**Aim:** Select, from the data, each line where "count" occurs.

**Records for processing:**

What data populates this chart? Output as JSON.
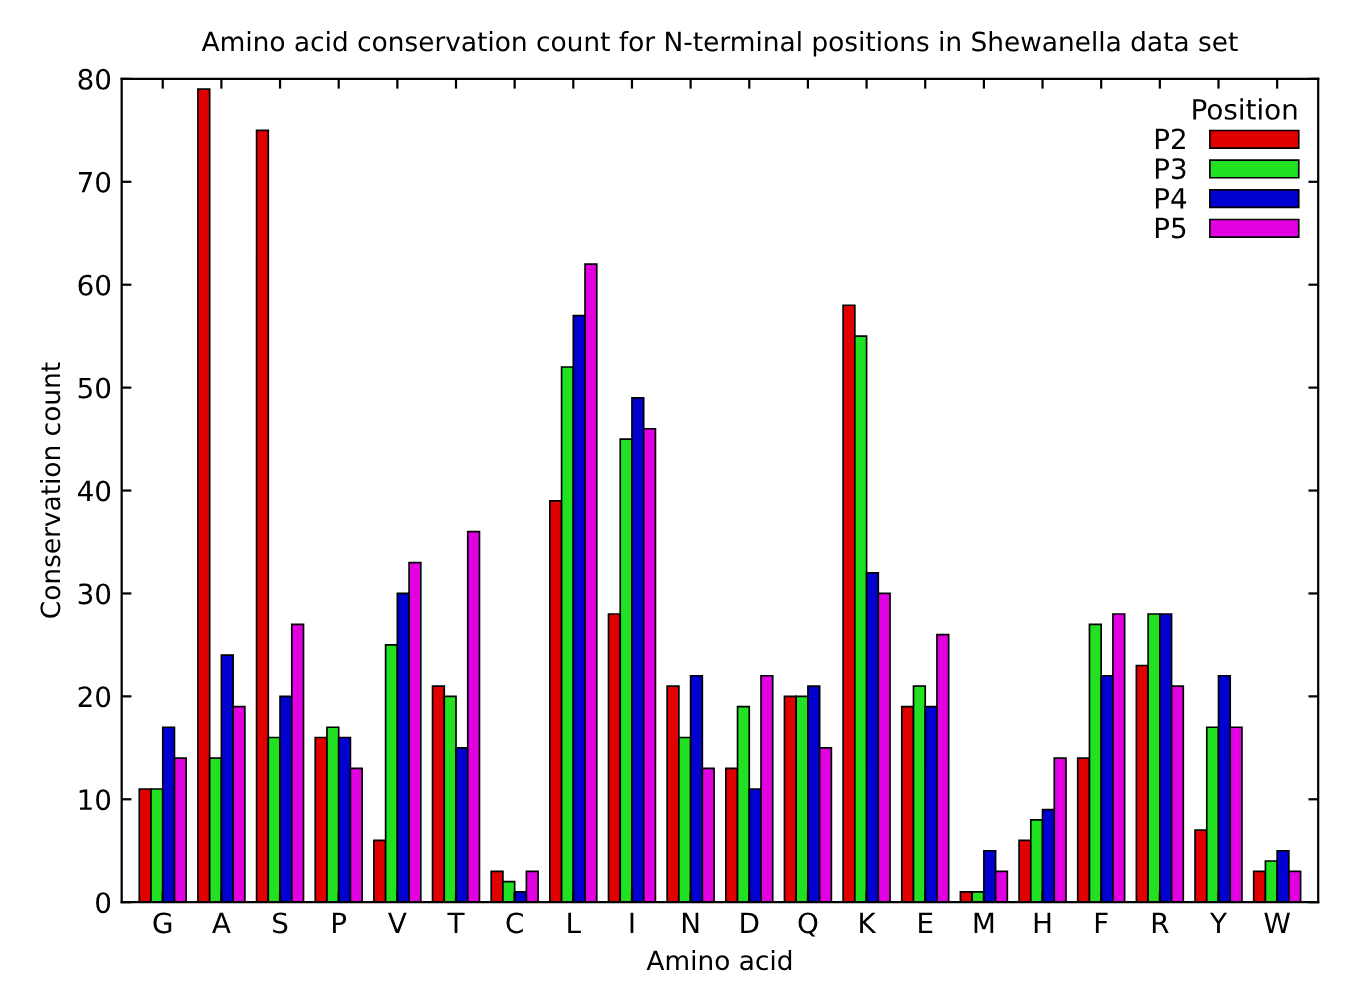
{
  "chart_data": {
    "type": "bar",
    "title": "Amino acid conservation count for N-terminal positions in Shewanella data set",
    "xlabel": "Amino acid",
    "ylabel": "Conservation count",
    "legend_title": "Position",
    "legend": "top right",
    "grid": false,
    "categories": [
      "G",
      "A",
      "S",
      "P",
      "V",
      "T",
      "C",
      "L",
      "I",
      "N",
      "D",
      "Q",
      "K",
      "E",
      "M",
      "H",
      "F",
      "R",
      "Y",
      "W"
    ],
    "ylim": [
      0,
      80
    ],
    "yticks": [
      0,
      10,
      20,
      30,
      40,
      50,
      60,
      70,
      80
    ],
    "series": [
      {
        "name": "P2",
        "color": "#e00000",
        "values": [
          11,
          79,
          75,
          16,
          6,
          21,
          3,
          39,
          28,
          21,
          13,
          20,
          58,
          19,
          1,
          6,
          14,
          23,
          7,
          3
        ]
      },
      {
        "name": "P3",
        "color": "#22e022",
        "values": [
          11,
          14,
          16,
          17,
          25,
          20,
          2,
          52,
          45,
          16,
          19,
          20,
          55,
          21,
          1,
          8,
          27,
          28,
          17,
          4
        ]
      },
      {
        "name": "P4",
        "color": "#0000d0",
        "values": [
          17,
          24,
          20,
          16,
          30,
          15,
          1,
          57,
          49,
          22,
          11,
          21,
          32,
          19,
          5,
          9,
          22,
          28,
          22,
          5
        ]
      },
      {
        "name": "P5",
        "color": "#e000e0",
        "values": [
          14,
          19,
          27,
          13,
          33,
          36,
          3,
          62,
          46,
          13,
          22,
          15,
          30,
          26,
          3,
          14,
          28,
          21,
          17,
          3
        ]
      }
    ]
  }
}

**Response:**
    "title": "Amino acid conservation count for N-terminal positions in Shewanella data set",
    "ylabel": "Conservation count",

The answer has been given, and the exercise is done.